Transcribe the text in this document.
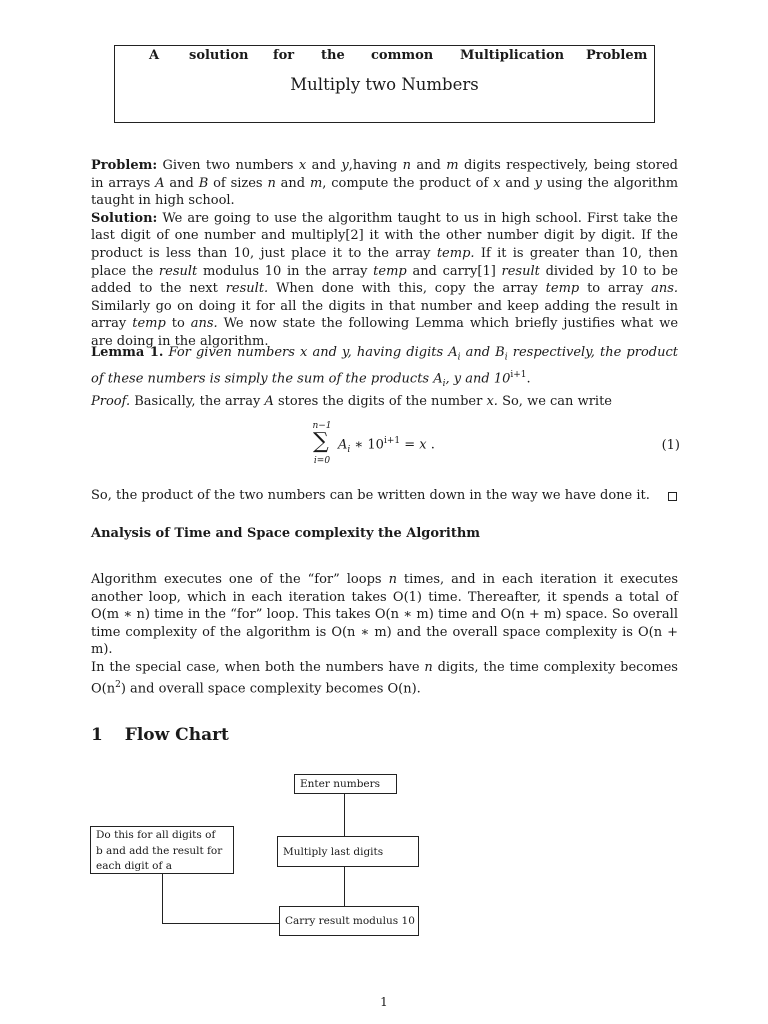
A solution for the common Multiplication Problem
Multiply two Numbers
Problem: Given two numbers x and y,having n and m digits respectively, being stored in arrays A and B of sizes n and m, compute the product of x and y using the algorithm taught in high school.
Solution: We are going to use the algorithm taught to us in high school. First take the last digit of one number and multiply[2] it with the other number digit by digit. If the product is less than 10, just place it to the array temp. If it is greater than 10, then place the result modulus 10 in the array temp and carry[1] result divided by 10 to be added to the next result. When done with this, copy the array temp to array ans. Similarly go on doing it for all the digits in that number and keep adding the result in array temp to ans. We now state the following Lemma which briefly justifies what we are doing in the algorithm.
Lemma 1. For given numbers x and y, having digits $A_i$ and $B_i$ respectively, the product of these numbers is simply the sum of the products $A_i$, y and $10^{i+1}$.
Proof. Basically, the array A stores the digits of the number x. So, we can write
n−1
∑
i=0
$A_i$ ∗ $10^{i+1} = x$ .	(1)
So, the product of the two numbers can be written down in the way we have done it.
Analysis of Time and Space complexity the Algorithm
Algorithm executes one of the “for” loops n times, and in each iteration it executes another loop, which in each iteration takes O(1) time. Thereafter, it spends a total of O(m ∗ n) time in the “for” loop. This takes O(n ∗ m) time and O(n + m) space. So overall time complexity of the algorithm is O(n ∗ m) and the overall space complexity is O(n + m).
In the special case, when both the numbers have n digits, the time complexity becomes $O(n^2)$ and overall space complexity becomes O(n).
1 Flow Chart
Enter numbers
Multiply last digits
Carry result modulus 10
Do this for all digits of
b and add the result for
each digit of a
1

- - - -

* _The task_: Reproduce every record above exactly, but leave out the pictures.

* _Answer for this exercise_:
Transcribe the text in this document.
A solution for the common Multiplication Problem
Multiply two Numbers
Problem: Given two numbers x and y,having n and m digits respectively, being stored in arrays A and B of sizes n and m, compute the product of x and y using the algorithm taught in high school.
Solution: We are going to use the algorithm taught to us in high school. First take the last digit of one number and multiply[2] it with the other number digit by digit. If the product is less than 10, just place it to the array temp. If it is greater than 10, then place the result modulus 10 in the array temp and carry[1] result divided by 10 to be added to the next result. When done with this, copy the array temp to array ans. Similarly go on doing it for all the digits in that number and keep adding the result in array temp to ans. We now state the following Lemma which briefly justifies what we are doing in the algorithm.
Lemma 1. For given numbers x and y, having digits $A_i$ and $B_i$ respectively, the product of these numbers is simply the sum of the products $A_i$, y and $10^{i+1}$.
Proof. Basically, the array A stores the digits of the number x. So, we can write
n−1
∑
i=0
$A_i$ ∗ $10^{i+1} = x$ .	(1)
So, the product of the two numbers can be written down in the way we have done it.
Analysis of Time and Space complexity the Algorithm
Algorithm executes one of the “for” loops n times, and in each iteration it executes another loop, which in each iteration takes O(1) time. Thereafter, it spends a total of O(m ∗ n) time in the “for” loop. This takes O(n ∗ m) time and O(n + m) space. So overall time complexity of the algorithm is O(n ∗ m) and the overall space complexity is O(n + m).
In the special case, when both the numbers have n digits, the time complexity becomes $O(n^2)$ and overall space complexity becomes O(n).
1 Flow Chart
Enter numbers
Multiply last digits
Carry result modulus 10
Do this for all digits of
b and add the result for
each digit of a
1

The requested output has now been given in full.